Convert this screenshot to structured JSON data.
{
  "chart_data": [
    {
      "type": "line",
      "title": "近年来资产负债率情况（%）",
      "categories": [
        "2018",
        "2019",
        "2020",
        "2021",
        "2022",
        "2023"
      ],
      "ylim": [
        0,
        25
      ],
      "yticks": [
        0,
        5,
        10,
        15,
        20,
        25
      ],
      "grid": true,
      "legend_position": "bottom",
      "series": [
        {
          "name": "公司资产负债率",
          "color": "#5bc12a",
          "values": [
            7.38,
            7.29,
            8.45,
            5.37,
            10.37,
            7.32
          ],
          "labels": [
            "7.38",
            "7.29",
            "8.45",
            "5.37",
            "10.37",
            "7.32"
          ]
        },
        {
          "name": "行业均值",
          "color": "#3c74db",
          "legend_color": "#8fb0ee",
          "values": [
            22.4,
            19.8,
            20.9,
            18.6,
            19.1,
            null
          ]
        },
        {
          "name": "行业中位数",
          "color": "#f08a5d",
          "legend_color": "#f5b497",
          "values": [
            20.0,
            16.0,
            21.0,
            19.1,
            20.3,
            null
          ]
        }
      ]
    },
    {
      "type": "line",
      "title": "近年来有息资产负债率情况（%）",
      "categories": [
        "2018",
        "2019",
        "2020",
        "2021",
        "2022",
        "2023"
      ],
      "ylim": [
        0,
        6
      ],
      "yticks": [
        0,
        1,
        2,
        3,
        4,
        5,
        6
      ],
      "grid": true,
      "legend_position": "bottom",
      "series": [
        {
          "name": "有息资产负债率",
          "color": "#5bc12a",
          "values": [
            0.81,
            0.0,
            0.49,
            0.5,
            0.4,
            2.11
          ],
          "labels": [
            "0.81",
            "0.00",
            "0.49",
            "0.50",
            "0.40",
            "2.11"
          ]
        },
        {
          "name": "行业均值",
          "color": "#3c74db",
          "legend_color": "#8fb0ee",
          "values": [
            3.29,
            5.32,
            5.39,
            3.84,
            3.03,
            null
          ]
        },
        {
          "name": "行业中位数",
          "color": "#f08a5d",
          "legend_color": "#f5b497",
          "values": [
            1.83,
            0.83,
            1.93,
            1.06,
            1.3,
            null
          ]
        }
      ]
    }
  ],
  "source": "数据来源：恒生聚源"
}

__________

• _STATED EXERCISE_
Write the material out again word for word.

• _RESPONSE_
Convert this screenshot to structured JSON data.
{
  "chart_data": [
    {
      "type": "line",
      "title": "近年来资产负债率情况（%）",
      "categories": [
        "2018",
        "2019",
        "2020",
        "2021",
        "2022",
        "2023"
      ],
      "ylim": [
        0,
        25
      ],
      "yticks": [
        0,
        5,
        10,
        15,
        20,
        25
      ],
      "grid": true,
      "legend_position": "bottom",
      "series": [
        {
          "name": "公司资产负债率",
          "color": "#5bc12a",
          "values": [
            7.38,
            7.29,
            8.45,
            5.37,
            10.37,
            7.32
          ],
          "labels": [
            "7.38",
            "7.29",
            "8.45",
            "5.37",
            "10.37",
            "7.32"
          ]
        },
        {
          "name": "行业均值",
          "color": "#3c74db",
          "legend_color": "#8fb0ee",
          "values": [
            22.4,
            19.8,
            20.9,
            18.6,
            19.1,
            null
          ]
        },
        {
          "name": "行业中位数",
          "color": "#f08a5d",
          "legend_color": "#f5b497",
          "values": [
            20.0,
            16.0,
            21.0,
            19.1,
            20.3,
            null
          ]
        }
      ]
    },
    {
      "type": "line",
      "title": "近年来有息资产负债率情况（%）",
      "categories": [
        "2018",
        "2019",
        "2020",
        "2021",
        "2022",
        "2023"
      ],
      "ylim": [
        0,
        6
      ],
      "yticks": [
        0,
        1,
        2,
        3,
        4,
        5,
        6
      ],
      "grid": true,
      "legend_position": "bottom",
      "series": [
        {
          "name": "有息资产负债率",
          "color": "#5bc12a",
          "values": [
            0.81,
            0.0,
            0.49,
            0.5,
            0.4,
            2.11
          ],
          "labels": [
            "0.81",
            "0.00",
            "0.49",
            "0.50",
            "0.40",
            "2.11"
          ]
        },
        {
          "name": "行业均值",
          "color": "#3c74db",
          "legend_color": "#8fb0ee",
          "values": [
            3.29,
            5.32,
            5.39,
            3.84,
            3.03,
            null
          ]
        },
        {
          "name": "行业中位数",
          "color": "#f08a5d",
          "legend_color": "#f5b497",
          "values": [
            1.83,
            0.83,
            1.93,
            1.06,
            1.3,
            null
          ]
        }
      ]
    }
  ],
  "source": "数据来源：恒生聚源"
}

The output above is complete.